Iddin-Sin's letter was written in the Old Babylonian Empire in the 18th century BC around the time of Hammurabi's reign (c. 1792–1750 BC). Iddin-Sin and his mother were members of the upper class in the city of Larsa as the son and wife, respectively, of Shamash-hazir, a high official in the city's administration under Hammurabi.

It was customary during this time not only for boys who wished to become priests or scribes, but also sons of public officials, to attend boarding schools where they could study cuneiform and literature. Because little context is given in the letter, it is not clear why Iddin-Sin was living away from home, but he is frequently assumed to have been such a student. Iddin-Sin was concerned with the quality of his clothes vis-à-vis those of his friends; just like today, his status was based, at least in part, on appearing to be wealthy. Though he was away from home, his mother still provided him with clothes. In need of new clothes, Iddin-Sin in the letter attempted to use various methods to make his mother, who was in charge of the household budget, feel guilty for not sending new clothes.

Dataset records:
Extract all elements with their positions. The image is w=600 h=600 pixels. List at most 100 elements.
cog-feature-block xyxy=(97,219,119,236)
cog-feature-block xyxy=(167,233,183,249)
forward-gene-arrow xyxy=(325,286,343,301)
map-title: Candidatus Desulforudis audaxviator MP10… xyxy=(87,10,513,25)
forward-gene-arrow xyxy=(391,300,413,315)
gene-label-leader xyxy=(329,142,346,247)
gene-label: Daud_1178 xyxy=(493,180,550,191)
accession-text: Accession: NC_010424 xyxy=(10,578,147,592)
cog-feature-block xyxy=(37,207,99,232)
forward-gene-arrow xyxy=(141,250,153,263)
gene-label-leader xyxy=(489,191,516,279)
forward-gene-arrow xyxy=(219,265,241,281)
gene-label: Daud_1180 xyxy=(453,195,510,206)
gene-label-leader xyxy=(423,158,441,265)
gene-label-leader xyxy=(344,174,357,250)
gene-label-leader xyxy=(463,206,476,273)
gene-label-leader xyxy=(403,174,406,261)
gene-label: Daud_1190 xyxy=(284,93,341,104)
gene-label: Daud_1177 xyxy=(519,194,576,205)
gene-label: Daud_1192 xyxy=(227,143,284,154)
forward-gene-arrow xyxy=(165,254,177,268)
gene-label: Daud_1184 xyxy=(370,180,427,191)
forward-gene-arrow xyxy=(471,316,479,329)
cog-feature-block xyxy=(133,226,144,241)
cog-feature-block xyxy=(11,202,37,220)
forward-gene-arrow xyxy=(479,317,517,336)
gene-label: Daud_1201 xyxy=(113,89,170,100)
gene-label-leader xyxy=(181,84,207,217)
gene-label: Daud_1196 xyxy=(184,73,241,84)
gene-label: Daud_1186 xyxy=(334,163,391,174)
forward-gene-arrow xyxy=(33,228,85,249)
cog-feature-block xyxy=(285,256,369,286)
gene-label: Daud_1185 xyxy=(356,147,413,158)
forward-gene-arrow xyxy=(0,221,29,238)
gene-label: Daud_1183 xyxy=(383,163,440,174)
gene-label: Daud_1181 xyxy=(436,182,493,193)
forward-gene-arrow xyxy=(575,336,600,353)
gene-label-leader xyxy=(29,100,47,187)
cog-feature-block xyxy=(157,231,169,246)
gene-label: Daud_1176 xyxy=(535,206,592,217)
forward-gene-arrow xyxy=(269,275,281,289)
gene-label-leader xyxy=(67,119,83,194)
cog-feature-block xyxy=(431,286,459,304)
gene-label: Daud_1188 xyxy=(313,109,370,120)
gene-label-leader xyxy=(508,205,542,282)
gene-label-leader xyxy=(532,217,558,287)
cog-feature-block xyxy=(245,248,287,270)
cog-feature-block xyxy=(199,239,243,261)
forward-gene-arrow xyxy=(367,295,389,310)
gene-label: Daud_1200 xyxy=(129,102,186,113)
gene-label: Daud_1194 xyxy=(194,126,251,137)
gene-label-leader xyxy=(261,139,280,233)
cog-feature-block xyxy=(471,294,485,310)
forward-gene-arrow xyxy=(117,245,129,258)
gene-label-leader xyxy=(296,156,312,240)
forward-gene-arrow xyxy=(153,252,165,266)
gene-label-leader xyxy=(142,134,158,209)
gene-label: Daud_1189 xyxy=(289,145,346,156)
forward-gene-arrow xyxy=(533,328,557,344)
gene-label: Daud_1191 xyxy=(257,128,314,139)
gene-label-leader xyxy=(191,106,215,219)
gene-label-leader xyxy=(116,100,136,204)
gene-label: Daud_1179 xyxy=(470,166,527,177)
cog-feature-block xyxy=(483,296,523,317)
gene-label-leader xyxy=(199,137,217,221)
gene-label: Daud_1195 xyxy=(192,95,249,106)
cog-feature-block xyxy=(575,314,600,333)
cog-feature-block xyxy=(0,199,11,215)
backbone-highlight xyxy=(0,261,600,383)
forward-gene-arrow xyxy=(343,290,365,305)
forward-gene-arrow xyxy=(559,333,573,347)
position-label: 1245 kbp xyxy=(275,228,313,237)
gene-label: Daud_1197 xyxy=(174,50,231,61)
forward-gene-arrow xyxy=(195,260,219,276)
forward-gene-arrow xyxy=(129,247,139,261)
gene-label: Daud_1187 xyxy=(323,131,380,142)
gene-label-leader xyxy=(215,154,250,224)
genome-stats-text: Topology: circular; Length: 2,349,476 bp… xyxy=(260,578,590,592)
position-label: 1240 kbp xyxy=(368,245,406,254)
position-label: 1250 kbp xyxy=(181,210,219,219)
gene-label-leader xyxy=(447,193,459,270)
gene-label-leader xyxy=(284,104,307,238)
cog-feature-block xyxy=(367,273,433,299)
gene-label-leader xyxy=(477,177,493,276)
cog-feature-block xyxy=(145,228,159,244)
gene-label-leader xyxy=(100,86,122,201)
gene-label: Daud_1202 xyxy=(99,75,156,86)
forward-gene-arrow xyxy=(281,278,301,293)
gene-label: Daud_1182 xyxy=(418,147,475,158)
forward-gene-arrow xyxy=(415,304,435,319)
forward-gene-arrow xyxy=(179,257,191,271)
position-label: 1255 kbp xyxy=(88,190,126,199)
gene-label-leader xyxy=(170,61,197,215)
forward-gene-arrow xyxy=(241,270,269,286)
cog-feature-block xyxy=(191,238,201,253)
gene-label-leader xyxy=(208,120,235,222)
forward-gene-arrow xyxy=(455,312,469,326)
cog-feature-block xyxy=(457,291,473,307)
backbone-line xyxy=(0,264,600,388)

Problem statement:
In the text on Iddin-Sin's letter, substitute "elite" for "upper class" and write out the passage that begins with "Iddin-Sin's letter was" and ends after "administration under Hammurabi.". Rely solely on the text for this exercise.

Output:
Iddin-Sin's letter was written in the Old Babylonian Empire in the 18th century BC around the time of Hammurabi's reign (c. 1792–1750 BC). Iddin-Sin and his mother were members of the elite in the city of Larsa as the son and wife, respectively, of Shamash-hazir, a high official in the city's administration under Hammurabi.